-- Begin --

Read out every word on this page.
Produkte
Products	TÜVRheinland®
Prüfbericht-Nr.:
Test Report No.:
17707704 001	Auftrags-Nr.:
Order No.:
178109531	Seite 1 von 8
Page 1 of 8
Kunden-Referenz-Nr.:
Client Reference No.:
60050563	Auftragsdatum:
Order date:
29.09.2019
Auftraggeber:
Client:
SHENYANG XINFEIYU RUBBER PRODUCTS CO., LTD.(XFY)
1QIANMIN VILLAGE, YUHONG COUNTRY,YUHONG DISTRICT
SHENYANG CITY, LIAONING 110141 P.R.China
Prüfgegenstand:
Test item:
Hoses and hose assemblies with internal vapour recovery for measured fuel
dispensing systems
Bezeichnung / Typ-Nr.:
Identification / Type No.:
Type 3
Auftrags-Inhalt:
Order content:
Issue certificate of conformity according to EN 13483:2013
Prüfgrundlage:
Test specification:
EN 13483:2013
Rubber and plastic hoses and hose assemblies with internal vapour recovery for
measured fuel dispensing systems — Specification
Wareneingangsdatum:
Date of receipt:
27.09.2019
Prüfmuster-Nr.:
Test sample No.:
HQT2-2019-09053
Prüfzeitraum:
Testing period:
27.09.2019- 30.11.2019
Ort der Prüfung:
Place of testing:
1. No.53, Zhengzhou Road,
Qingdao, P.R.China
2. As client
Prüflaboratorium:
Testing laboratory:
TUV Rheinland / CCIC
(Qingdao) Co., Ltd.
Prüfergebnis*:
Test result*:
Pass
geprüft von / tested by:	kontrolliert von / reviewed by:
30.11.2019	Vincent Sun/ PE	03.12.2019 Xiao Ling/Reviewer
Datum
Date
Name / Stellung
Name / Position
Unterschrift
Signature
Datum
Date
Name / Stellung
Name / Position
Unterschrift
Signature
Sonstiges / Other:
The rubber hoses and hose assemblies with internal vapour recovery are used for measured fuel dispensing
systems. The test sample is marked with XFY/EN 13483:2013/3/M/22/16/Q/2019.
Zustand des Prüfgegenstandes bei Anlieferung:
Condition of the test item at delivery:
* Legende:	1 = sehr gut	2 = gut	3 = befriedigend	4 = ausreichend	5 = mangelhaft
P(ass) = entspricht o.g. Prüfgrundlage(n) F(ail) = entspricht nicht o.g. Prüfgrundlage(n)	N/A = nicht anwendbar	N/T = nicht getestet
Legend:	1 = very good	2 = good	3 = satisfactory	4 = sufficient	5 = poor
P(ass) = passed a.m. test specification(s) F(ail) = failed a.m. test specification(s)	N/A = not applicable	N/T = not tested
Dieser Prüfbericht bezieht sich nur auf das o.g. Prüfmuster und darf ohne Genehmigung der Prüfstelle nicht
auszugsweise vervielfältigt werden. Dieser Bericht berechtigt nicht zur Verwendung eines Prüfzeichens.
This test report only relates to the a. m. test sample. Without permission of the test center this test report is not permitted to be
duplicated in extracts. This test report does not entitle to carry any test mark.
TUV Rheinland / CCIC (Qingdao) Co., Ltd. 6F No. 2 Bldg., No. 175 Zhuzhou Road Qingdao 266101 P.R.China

-- End --

## PROBLEM
Write out the records shown above, exactly as they appear.

## FULL ANSWER
Read out every word on this page.
Produkte
Products	TÜVRheinland®
Prüfbericht-Nr.:
Test Report No.:
17707704 001	Auftrags-Nr.:
Order No.:
178109531	Seite 1 von 8
Page 1 of 8
Kunden-Referenz-Nr.:
Client Reference No.:
60050563	Auftragsdatum:
Order date:
29.09.2019
Auftraggeber:
Client:
SHENYANG XINFEIYU RUBBER PRODUCTS CO., LTD.(XFY)
1QIANMIN VILLAGE, YUHONG COUNTRY,YUHONG DISTRICT
SHENYANG CITY, LIAONING 110141 P.R.China
Prüfgegenstand:
Test item:
Hoses and hose assemblies with internal vapour recovery for measured fuel
dispensing systems
Bezeichnung / Typ-Nr.:
Identification / Type No.:
Type 3
Auftrags-Inhalt:
Order content:
Issue certificate of conformity according to EN 13483:2013
Prüfgrundlage:
Test specification:
EN 13483:2013
Rubber and plastic hoses and hose assemblies with internal vapour recovery for
measured fuel dispensing systems — Specification
Wareneingangsdatum:
Date of receipt:
27.09.2019
Prüfmuster-Nr.:
Test sample No.:
HQT2-2019-09053
Prüfzeitraum:
Testing period:
27.09.2019- 30.11.2019
Ort der Prüfung:
Place of testing:
1. No.53, Zhengzhou Road,
Qingdao, P.R.China
2. As client
Prüflaboratorium:
Testing laboratory:
TUV Rheinland / CCIC
(Qingdao) Co., Ltd.
Prüfergebnis*:
Test result*:
Pass
geprüft von / tested by:	kontrolliert von / reviewed by:
30.11.2019	Vincent Sun/ PE	03.12.2019 Xiao Ling/Reviewer
Datum
Date
Name / Stellung
Name / Position
Unterschrift
Signature
Datum
Date
Name / Stellung
Name / Position
Unterschrift
Signature
Sonstiges / Other:
The rubber hoses and hose assemblies with internal vapour recovery are used for measured fuel dispensing
systems. The test sample is marked with XFY/EN 13483:2013/3/M/22/16/Q/2019.
Zustand des Prüfgegenstandes bei Anlieferung:
Condition of the test item at delivery:
* Legende:	1 = sehr gut	2 = gut	3 = befriedigend	4 = ausreichend	5 = mangelhaft
P(ass) = entspricht o.g. Prüfgrundlage(n) F(ail) = entspricht nicht o.g. Prüfgrundlage(n)	N/A = nicht anwendbar	N/T = nicht getestet
Legend:	1 = very good	2 = good	3 = satisfactory	4 = sufficient	5 = poor
P(ass) = passed a.m. test specification(s) F(ail) = failed a.m. test specification(s)	N/A = not applicable	N/T = not tested
Dieser Prüfbericht bezieht sich nur auf das o.g. Prüfmuster und darf ohne Genehmigung der Prüfstelle nicht
auszugsweise vervielfältigt werden. Dieser Bericht berechtigt nicht zur Verwendung eines Prüfzeichens.
This test report only relates to the a. m. test sample. Without permission of the test center this test report is not permitted to be
duplicated in extracts. This test report does not entitle to carry any test mark.
TUV Rheinland / CCIC (Qingdao) Co., Ltd. 6F No. 2 Bldg., No. 175 Zhuzhou Road Qingdao 266101 P.R.China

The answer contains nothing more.